→ STORED RECORDS:
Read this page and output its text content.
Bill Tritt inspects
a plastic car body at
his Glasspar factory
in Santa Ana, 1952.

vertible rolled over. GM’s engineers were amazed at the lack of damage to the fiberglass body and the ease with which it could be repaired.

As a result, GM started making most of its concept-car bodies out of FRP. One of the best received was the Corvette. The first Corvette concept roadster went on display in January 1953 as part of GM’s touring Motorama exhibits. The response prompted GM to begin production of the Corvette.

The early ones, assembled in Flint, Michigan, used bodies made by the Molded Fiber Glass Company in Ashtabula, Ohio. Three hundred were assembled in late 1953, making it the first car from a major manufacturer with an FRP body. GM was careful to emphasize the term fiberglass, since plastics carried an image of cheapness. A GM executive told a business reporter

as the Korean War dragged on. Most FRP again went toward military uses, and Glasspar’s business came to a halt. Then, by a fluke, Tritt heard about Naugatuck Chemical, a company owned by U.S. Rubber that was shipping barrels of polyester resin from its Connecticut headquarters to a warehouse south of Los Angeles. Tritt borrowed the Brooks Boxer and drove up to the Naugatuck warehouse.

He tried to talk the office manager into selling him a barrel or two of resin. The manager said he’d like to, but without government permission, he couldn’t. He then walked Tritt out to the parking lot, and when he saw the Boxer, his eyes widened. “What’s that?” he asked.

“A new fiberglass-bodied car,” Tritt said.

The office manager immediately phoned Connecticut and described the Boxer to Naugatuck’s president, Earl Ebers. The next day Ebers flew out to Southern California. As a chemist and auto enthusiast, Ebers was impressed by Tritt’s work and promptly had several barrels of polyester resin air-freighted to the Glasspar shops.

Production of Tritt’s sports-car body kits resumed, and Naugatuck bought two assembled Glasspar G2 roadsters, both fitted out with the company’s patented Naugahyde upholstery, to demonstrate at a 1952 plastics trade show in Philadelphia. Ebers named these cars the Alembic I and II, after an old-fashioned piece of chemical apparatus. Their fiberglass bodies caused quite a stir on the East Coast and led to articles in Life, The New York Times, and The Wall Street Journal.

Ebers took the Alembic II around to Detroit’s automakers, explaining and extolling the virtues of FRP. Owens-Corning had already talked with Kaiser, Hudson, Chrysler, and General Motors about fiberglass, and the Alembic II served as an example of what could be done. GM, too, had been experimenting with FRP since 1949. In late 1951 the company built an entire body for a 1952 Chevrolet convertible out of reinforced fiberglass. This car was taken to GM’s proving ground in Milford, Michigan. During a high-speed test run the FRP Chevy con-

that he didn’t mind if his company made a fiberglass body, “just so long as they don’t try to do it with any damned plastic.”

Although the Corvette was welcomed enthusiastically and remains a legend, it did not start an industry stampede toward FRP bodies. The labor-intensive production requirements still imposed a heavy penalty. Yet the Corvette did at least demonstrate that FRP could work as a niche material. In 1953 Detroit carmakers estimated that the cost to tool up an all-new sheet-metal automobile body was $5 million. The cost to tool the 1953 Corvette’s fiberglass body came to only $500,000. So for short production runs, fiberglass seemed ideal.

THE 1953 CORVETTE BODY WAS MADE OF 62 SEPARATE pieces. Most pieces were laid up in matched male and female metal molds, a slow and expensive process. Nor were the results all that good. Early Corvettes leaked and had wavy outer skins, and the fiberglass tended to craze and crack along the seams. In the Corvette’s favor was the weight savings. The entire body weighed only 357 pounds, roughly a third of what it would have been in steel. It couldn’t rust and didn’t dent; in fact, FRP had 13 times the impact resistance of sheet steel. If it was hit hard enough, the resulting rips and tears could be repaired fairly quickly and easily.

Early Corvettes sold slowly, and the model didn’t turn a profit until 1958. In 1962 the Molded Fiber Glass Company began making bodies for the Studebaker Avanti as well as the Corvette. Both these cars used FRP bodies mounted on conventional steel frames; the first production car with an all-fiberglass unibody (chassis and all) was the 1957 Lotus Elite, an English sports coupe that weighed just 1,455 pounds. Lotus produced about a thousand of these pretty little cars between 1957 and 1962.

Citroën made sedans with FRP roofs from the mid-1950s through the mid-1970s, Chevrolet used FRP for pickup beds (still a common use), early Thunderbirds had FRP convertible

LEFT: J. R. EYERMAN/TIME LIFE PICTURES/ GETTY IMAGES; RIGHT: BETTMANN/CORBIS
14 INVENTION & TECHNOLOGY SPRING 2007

→ DESCRIPTION OF THE TASK: The records above should be restated word for word, please.

→ COMPLETE OUTPUT:
Read this page and output its text content.
Bill Tritt inspects
a plastic car body at
his Glasspar factory
in Santa Ana, 1952.

vertible rolled over. GM’s engineers were amazed at the lack of damage to the fiberglass body and the ease with which it could be repaired.

As a result, GM started making most of its concept-car bodies out of FRP. One of the best received was the Corvette. The first Corvette concept roadster went on display in January 1953 as part of GM’s touring Motorama exhibits. The response prompted GM to begin production of the Corvette.

The early ones, assembled in Flint, Michigan, used bodies made by the Molded Fiber Glass Company in Ashtabula, Ohio. Three hundred were assembled in late 1953, making it the first car from a major manufacturer with an FRP body. GM was careful to emphasize the term fiberglass, since plastics carried an image of cheapness. A GM executive told a business reporter

as the Korean War dragged on. Most FRP again went toward military uses, and Glasspar’s business came to a halt. Then, by a fluke, Tritt heard about Naugatuck Chemical, a company owned by U.S. Rubber that was shipping barrels of polyester resin from its Connecticut headquarters to a warehouse south of Los Angeles. Tritt borrowed the Brooks Boxer and drove up to the Naugatuck warehouse.

He tried to talk the office manager into selling him a barrel or two of resin. The manager said he’d like to, but without government permission, he couldn’t. He then walked Tritt out to the parking lot, and when he saw the Boxer, his eyes widened. “What’s that?” he asked.

“A new fiberglass-bodied car,” Tritt said.

The office manager immediately phoned Connecticut and described the Boxer to Naugatuck’s president, Earl Ebers. The next day Ebers flew out to Southern California. As a chemist and auto enthusiast, Ebers was impressed by Tritt’s work and promptly had several barrels of polyester resin air-freighted to the Glasspar shops.

Production of Tritt’s sports-car body kits resumed, and Naugatuck bought two assembled Glasspar G2 roadsters, both fitted out with the company’s patented Naugahyde upholstery, to demonstrate at a 1952 plastics trade show in Philadelphia. Ebers named these cars the Alembic I and II, after an old-fashioned piece of chemical apparatus. Their fiberglass bodies caused quite a stir on the East Coast and led to articles in Life, The New York Times, and The Wall Street Journal.

Ebers took the Alembic II around to Detroit’s automakers, explaining and extolling the virtues of FRP. Owens-Corning had already talked with Kaiser, Hudson, Chrysler, and General Motors about fiberglass, and the Alembic II served as an example of what could be done. GM, too, had been experimenting with FRP since 1949. In late 1951 the company built an entire body for a 1952 Chevrolet convertible out of reinforced fiberglass. This car was taken to GM’s proving ground in Milford, Michigan. During a high-speed test run the FRP Chevy con-

that he didn’t mind if his company made a fiberglass body, “just so long as they don’t try to do it with any damned plastic.”

Although the Corvette was welcomed enthusiastically and remains a legend, it did not start an industry stampede toward FRP bodies. The labor-intensive production requirements still imposed a heavy penalty. Yet the Corvette did at least demonstrate that FRP could work as a niche material. In 1953 Detroit carmakers estimated that the cost to tool up an all-new sheet-metal automobile body was $5 million. The cost to tool the 1953 Corvette’s fiberglass body came to only $500,000. So for short production runs, fiberglass seemed ideal.

THE 1953 CORVETTE BODY WAS MADE OF 62 SEPARATE pieces. Most pieces were laid up in matched male and female metal molds, a slow and expensive process. Nor were the results all that good. Early Corvettes leaked and had wavy outer skins, and the fiberglass tended to craze and crack along the seams. In the Corvette’s favor was the weight savings. The entire body weighed only 357 pounds, roughly a third of what it would have been in steel. It couldn’t rust and didn’t dent; in fact, FRP had 13 times the impact resistance of sheet steel. If it was hit hard enough, the resulting rips and tears could be repaired fairly quickly and easily.

Early Corvettes sold slowly, and the model didn’t turn a profit until 1958. In 1962 the Molded Fiber Glass Company began making bodies for the Studebaker Avanti as well as the Corvette. Both these cars used FRP bodies mounted on conventional steel frames; the first production car with an all-fiberglass unibody (chassis and all) was the 1957 Lotus Elite, an English sports coupe that weighed just 1,455 pounds. Lotus produced about a thousand of these pretty little cars between 1957 and 1962.

Citroën made sedans with FRP roofs from the mid-1950s through the mid-1970s, Chevrolet used FRP for pickup beds (still a common use), early Thunderbirds had FRP convertible

LEFT: J. R. EYERMAN/TIME LIFE PICTURES/ GETTY IMAGES; RIGHT: BETTMANN/CORBIS
14 INVENTION & TECHNOLOGY SPRING 2007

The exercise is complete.